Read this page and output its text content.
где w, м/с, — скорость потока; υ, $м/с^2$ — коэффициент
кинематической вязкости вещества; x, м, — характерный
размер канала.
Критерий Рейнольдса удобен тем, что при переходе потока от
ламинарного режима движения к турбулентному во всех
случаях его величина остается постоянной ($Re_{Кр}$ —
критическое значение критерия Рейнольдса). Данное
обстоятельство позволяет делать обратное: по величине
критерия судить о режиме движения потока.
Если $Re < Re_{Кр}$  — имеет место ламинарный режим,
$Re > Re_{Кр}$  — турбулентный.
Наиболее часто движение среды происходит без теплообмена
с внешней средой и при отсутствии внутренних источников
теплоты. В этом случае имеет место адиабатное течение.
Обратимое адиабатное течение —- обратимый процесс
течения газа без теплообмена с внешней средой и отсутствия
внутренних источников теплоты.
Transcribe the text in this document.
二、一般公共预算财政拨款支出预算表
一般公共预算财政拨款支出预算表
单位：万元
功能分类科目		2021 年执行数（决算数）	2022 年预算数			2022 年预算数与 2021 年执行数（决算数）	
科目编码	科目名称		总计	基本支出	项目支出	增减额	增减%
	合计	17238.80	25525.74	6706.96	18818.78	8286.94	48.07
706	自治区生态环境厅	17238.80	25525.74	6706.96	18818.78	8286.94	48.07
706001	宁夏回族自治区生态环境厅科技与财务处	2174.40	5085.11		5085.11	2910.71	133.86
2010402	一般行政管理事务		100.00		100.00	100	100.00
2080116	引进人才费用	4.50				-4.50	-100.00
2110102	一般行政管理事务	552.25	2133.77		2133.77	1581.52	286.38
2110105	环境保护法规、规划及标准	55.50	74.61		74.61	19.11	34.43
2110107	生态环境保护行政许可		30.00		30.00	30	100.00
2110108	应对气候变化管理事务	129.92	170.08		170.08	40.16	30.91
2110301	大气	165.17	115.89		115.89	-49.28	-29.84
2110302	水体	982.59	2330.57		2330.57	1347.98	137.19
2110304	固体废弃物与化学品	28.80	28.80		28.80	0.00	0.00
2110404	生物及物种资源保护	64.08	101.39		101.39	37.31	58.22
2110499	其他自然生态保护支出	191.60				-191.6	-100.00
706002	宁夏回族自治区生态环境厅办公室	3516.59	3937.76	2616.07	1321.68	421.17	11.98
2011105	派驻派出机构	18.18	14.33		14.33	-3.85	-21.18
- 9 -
═══
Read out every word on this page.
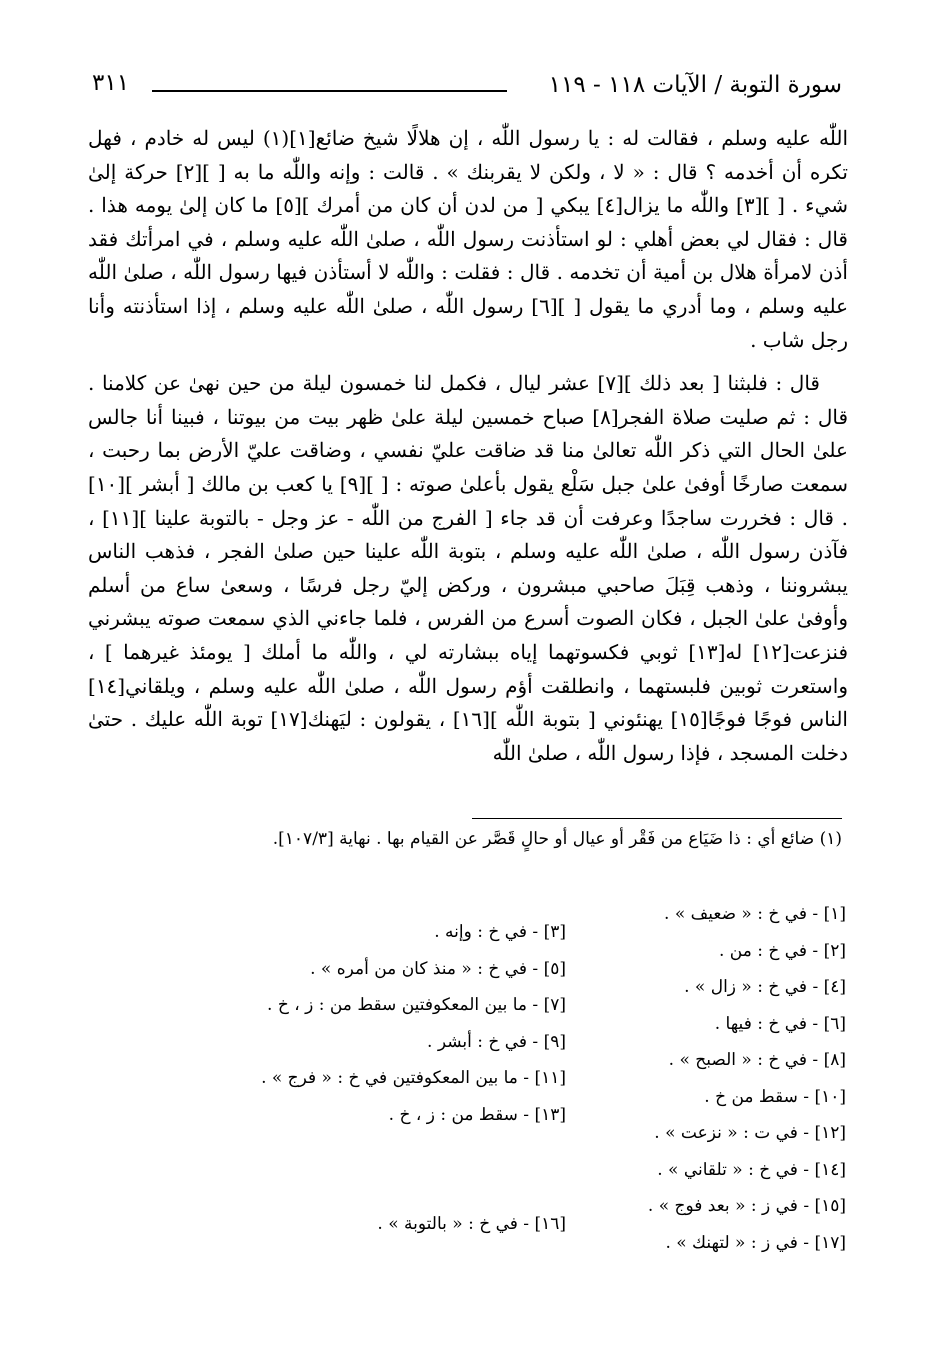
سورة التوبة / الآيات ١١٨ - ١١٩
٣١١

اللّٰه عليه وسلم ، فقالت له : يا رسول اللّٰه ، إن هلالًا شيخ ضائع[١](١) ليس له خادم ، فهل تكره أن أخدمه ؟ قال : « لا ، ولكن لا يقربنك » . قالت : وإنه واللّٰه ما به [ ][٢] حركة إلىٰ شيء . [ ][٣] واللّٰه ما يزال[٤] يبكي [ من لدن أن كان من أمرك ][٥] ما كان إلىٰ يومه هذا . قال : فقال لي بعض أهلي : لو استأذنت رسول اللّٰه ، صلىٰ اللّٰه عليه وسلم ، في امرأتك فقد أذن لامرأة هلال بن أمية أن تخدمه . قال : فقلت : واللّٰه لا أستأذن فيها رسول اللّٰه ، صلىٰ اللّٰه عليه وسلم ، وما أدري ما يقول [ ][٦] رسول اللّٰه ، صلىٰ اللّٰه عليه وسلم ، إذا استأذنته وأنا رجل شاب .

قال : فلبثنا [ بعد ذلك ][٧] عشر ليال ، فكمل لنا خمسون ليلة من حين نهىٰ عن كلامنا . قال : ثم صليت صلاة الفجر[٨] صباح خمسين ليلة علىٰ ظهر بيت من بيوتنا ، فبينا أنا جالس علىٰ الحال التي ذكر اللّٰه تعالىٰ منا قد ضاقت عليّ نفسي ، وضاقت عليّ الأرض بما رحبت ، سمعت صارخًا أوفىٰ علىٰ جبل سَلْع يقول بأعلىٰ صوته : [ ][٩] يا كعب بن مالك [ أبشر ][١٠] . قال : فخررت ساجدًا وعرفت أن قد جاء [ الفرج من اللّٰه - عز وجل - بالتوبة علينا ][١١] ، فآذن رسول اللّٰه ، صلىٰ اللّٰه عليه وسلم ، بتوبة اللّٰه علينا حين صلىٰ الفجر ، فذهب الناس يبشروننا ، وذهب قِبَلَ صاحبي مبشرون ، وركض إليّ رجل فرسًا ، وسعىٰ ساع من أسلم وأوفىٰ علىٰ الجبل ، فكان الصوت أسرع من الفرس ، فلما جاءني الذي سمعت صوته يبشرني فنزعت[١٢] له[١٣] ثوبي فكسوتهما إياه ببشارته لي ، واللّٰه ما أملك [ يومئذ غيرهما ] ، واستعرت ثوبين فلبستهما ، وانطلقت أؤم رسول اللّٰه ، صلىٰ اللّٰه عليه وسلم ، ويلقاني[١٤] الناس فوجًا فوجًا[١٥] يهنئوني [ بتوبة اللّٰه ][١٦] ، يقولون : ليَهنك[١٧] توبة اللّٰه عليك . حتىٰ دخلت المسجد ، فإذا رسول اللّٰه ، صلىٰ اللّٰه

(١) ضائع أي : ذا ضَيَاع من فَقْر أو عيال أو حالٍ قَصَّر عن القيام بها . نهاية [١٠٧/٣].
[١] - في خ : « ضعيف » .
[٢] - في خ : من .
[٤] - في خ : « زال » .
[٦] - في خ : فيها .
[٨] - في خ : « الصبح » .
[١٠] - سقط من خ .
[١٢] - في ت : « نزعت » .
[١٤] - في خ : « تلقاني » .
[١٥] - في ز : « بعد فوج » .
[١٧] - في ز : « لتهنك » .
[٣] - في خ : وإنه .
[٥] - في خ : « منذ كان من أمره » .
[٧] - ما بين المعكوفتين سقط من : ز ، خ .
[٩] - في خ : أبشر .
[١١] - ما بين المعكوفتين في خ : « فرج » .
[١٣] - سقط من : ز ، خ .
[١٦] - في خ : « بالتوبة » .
═══
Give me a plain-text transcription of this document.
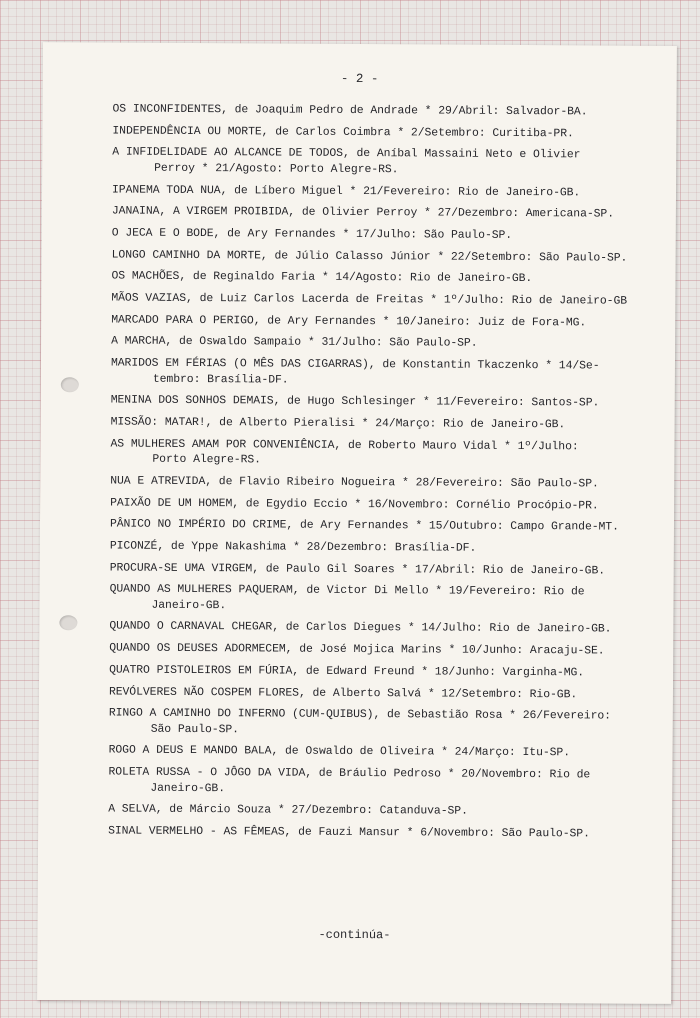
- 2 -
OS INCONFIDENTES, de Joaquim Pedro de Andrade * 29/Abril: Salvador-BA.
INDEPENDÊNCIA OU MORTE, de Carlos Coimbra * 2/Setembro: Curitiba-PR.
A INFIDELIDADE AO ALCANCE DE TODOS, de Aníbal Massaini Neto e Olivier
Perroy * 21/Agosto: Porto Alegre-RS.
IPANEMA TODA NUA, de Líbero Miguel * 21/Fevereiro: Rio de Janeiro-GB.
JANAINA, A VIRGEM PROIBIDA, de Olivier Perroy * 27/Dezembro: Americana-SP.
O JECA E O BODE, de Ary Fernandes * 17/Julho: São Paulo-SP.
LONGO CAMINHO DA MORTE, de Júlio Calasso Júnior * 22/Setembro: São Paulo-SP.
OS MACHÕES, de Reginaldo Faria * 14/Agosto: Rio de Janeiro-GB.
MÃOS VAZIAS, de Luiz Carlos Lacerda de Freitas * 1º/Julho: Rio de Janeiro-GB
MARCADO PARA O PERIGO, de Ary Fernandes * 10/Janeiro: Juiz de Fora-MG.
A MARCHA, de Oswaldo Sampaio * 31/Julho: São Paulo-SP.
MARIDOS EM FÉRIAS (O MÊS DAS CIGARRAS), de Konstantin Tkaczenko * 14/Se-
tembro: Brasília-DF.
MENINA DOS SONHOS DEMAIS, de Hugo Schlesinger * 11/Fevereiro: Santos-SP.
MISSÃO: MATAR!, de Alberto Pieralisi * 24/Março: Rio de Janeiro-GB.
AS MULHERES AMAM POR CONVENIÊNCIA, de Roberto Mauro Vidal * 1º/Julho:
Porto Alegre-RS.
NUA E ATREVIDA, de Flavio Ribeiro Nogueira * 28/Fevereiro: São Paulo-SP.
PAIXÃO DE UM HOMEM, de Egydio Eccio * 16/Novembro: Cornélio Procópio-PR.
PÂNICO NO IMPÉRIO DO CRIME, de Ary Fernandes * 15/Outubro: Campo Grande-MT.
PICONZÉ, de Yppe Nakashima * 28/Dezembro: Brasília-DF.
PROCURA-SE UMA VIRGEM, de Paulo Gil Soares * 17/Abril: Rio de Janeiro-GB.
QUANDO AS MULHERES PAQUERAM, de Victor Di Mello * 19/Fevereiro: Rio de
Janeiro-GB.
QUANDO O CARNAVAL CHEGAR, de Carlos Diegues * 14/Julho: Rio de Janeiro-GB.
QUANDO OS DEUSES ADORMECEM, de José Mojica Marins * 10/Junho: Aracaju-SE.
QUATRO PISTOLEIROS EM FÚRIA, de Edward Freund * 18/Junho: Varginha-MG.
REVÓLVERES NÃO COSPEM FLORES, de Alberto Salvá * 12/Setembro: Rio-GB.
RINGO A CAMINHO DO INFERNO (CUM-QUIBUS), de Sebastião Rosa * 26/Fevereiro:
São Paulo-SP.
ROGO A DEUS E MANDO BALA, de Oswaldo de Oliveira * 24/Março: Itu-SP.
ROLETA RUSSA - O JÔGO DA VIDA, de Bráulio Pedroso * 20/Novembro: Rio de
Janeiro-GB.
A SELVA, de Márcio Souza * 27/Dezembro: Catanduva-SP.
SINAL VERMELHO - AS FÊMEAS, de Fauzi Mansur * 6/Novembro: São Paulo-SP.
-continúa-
═══
### What is expected
Locate the word "теплообмена" in the records and collect each line it appears in.

### Correct answer
Наиболее часто движение среды происходит без теплообмена
течения газа без теплообмена с внешней средой и отсутствия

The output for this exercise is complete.